(Instruction):
Copy out the final stretch of the listing: the line that contains "Output the text content of this document." and all lines after it, exactly as they appear.

● ● ● ●

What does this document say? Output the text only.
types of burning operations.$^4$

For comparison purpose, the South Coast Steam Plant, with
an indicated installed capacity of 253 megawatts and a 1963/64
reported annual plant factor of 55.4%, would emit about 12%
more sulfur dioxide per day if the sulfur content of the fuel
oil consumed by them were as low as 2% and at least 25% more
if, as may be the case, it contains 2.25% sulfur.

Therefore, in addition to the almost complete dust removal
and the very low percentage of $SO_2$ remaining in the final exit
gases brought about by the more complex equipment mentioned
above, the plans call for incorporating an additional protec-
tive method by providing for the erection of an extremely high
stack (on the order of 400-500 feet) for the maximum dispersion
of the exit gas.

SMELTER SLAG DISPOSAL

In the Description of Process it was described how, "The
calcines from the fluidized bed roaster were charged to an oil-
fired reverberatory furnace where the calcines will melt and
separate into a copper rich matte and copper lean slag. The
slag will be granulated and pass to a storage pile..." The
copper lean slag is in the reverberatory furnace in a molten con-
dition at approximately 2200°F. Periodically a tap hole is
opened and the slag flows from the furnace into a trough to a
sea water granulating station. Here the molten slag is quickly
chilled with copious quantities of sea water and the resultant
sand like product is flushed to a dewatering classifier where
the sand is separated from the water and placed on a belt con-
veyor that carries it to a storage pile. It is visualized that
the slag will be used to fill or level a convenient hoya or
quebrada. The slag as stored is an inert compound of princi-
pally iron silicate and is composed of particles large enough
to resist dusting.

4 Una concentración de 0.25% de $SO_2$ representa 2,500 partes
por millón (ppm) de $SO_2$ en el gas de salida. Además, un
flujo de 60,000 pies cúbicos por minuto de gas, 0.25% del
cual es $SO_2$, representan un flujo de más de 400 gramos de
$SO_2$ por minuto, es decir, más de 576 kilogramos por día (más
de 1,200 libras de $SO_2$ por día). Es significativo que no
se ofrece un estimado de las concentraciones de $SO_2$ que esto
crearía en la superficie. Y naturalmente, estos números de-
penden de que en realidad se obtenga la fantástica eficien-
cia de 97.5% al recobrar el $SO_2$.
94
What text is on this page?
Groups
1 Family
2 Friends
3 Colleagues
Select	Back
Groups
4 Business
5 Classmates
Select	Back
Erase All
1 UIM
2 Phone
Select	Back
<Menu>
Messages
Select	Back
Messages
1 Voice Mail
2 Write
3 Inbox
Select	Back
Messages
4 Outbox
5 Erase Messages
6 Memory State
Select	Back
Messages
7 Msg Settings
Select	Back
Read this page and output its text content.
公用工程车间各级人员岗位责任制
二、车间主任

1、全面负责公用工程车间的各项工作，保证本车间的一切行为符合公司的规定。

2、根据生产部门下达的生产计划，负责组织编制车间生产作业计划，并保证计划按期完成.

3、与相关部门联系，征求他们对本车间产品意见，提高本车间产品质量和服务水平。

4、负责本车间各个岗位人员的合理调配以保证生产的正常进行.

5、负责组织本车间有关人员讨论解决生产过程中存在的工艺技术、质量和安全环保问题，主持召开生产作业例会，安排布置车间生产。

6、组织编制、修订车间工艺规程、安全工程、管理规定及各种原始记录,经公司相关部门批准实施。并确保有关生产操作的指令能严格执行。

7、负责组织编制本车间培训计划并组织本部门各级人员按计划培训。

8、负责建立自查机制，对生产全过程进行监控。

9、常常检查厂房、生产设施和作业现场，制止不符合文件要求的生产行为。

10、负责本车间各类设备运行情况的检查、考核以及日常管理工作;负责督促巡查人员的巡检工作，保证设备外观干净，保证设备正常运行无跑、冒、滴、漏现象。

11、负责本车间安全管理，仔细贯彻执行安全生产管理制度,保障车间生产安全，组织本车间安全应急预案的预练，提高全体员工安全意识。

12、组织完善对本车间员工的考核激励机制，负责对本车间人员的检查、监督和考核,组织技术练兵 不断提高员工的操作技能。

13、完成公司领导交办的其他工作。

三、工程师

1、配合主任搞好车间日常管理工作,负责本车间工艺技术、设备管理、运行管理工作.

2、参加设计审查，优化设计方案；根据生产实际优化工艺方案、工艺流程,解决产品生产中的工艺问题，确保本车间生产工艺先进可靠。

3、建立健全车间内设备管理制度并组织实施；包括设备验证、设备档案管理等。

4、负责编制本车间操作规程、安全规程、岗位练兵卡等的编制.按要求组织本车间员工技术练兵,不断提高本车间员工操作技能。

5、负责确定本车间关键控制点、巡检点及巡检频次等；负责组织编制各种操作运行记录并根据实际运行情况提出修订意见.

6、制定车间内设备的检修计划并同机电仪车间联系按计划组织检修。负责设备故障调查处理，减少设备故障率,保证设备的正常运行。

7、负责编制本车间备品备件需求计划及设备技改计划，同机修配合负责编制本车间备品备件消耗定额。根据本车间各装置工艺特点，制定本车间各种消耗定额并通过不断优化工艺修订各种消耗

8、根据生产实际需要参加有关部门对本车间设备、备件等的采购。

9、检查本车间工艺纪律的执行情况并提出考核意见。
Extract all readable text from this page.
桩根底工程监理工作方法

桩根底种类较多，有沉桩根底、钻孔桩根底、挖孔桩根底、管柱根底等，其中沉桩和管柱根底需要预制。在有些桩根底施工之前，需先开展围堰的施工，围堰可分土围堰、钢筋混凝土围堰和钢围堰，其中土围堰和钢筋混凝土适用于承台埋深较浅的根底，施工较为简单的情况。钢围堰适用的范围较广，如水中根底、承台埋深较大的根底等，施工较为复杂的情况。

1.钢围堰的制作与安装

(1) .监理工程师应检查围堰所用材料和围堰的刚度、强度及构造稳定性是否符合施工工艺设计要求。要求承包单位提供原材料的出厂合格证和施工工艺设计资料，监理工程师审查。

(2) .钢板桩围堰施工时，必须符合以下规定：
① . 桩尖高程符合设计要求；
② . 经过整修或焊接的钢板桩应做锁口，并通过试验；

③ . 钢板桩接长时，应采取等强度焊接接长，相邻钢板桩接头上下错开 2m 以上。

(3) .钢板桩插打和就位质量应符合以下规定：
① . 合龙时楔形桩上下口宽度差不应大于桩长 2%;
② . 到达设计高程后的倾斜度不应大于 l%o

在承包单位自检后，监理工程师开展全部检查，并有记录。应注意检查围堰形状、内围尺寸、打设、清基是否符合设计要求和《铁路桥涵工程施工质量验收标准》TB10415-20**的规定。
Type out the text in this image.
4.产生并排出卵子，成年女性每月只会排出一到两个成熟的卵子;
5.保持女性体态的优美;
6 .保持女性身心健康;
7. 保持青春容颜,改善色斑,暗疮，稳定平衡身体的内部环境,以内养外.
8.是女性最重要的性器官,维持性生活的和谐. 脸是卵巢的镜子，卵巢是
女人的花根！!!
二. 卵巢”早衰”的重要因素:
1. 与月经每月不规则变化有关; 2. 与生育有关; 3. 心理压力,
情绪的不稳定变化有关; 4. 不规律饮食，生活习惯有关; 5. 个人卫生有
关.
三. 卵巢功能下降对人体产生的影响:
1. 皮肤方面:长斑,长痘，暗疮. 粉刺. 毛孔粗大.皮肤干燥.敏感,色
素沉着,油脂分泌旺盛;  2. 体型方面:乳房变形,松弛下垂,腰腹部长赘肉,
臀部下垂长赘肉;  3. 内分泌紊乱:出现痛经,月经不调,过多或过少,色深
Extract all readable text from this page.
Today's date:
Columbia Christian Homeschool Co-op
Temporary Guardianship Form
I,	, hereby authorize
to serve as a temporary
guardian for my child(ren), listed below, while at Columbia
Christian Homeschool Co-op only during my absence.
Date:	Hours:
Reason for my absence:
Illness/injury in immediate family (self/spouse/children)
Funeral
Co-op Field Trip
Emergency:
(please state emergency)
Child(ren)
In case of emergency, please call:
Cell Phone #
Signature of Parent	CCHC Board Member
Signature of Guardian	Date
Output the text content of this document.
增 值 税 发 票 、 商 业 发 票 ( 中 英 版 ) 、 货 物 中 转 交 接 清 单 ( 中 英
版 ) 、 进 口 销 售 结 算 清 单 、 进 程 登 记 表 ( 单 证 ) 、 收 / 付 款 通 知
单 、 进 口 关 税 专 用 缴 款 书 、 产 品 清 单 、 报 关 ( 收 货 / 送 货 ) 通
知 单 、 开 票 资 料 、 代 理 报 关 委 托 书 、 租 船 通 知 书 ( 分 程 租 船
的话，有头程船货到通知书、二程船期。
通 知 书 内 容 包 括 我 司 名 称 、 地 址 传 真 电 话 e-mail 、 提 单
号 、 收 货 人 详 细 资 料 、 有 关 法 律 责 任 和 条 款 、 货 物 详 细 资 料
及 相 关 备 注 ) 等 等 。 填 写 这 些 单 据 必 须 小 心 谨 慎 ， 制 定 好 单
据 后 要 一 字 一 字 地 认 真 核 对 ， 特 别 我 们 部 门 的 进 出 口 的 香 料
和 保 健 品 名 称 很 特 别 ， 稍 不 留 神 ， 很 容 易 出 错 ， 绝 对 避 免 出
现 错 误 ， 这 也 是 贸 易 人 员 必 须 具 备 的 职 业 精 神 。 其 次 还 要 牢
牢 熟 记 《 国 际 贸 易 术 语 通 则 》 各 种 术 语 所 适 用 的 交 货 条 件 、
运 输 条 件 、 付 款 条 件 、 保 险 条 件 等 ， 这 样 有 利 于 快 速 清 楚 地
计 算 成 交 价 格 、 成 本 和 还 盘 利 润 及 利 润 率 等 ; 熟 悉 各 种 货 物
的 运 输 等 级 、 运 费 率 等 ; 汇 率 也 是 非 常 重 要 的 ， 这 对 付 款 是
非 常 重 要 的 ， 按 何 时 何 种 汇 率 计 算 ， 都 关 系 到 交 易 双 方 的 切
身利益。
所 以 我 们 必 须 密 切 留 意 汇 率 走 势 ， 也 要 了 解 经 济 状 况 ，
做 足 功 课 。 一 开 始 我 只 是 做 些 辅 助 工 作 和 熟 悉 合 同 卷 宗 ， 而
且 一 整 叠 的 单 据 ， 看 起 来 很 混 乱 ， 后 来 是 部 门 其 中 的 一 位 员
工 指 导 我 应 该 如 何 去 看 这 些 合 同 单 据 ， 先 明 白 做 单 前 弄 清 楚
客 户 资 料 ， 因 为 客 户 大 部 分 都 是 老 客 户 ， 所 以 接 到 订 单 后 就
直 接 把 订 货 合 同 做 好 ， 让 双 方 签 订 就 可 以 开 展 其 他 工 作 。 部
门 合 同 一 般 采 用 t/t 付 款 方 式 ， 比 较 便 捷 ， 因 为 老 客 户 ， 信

● ● ● ●

(Output for this exercise):
Output the text content of this document.
增 值 税 发 票 、 商 业 发 票 ( 中 英 版 ) 、 货 物 中 转 交 接 清 单 ( 中 英
版 ) 、 进 口 销 售 结 算 清 单 、 进 程 登 记 表 ( 单 证 ) 、 收 / 付 款 通 知
单 、 进 口 关 税 专 用 缴 款 书 、 产 品 清 单 、 报 关 ( 收 货 / 送 货 ) 通
知 单 、 开 票 资 料 、 代 理 报 关 委 托 书 、 租 船 通 知 书 ( 分 程 租 船
的话，有头程船货到通知书、二程船期。
通 知 书 内 容 包 括 我 司 名 称 、 地 址 传 真 电 话 e-mail 、 提 单
号 、 收 货 人 详 细 资 料 、 有 关 法 律 责 任 和 条 款 、 货 物 详 细 资 料
及 相 关 备 注 ) 等 等 。 填 写 这 些 单 据 必 须 小 心 谨 慎 ， 制 定 好 单
据 后 要 一 字 一 字 地 认 真 核 对 ， 特 别 我 们 部 门 的 进 出 口 的 香 料
和 保 健 品 名 称 很 特 别 ， 稍 不 留 神 ， 很 容 易 出 错 ， 绝 对 避 免 出
现 错 误 ， 这 也 是 贸 易 人 员 必 须 具 备 的 职 业 精 神 。 其 次 还 要 牢
牢 熟 记 《 国 际 贸 易 术 语 通 则 》 各 种 术 语 所 适 用 的 交 货 条 件 、
运 输 条 件 、 付 款 条 件 、 保 险 条 件 等 ， 这 样 有 利 于 快 速 清 楚 地
计 算 成 交 价 格 、 成 本 和 还 盘 利 润 及 利 润 率 等 ; 熟 悉 各 种 货 物
的 运 输 等 级 、 运 费 率 等 ; 汇 率 也 是 非 常 重 要 的 ， 这 对 付 款 是
非 常 重 要 的 ， 按 何 时 何 种 汇 率 计 算 ， 都 关 系 到 交 易 双 方 的 切
身利益。
所 以 我 们 必 须 密 切 留 意 汇 率 走 势 ， 也 要 了 解 经 济 状 况 ，
做 足 功 课 。 一 开 始 我 只 是 做 些 辅 助 工 作 和 熟 悉 合 同 卷 宗 ， 而
且 一 整 叠 的 单 据 ， 看 起 来 很 混 乱 ， 后 来 是 部 门 其 中 的 一 位 员
工 指 导 我 应 该 如 何 去 看 这 些 合 同 单 据 ， 先 明 白 做 单 前 弄 清 楚
客 户 资 料 ， 因 为 客 户 大 部 分 都 是 老 客 户 ， 所 以 接 到 订 单 后 就
直 接 把 订 货 合 同 做 好 ， 让 双 方 签 订 就 可 以 开 展 其 他 工 作 。 部
门 合 同 一 般 采 用 t/t 付 款 方 式 ， 比 较 便 捷 ， 因 为 老 客 户 ， 信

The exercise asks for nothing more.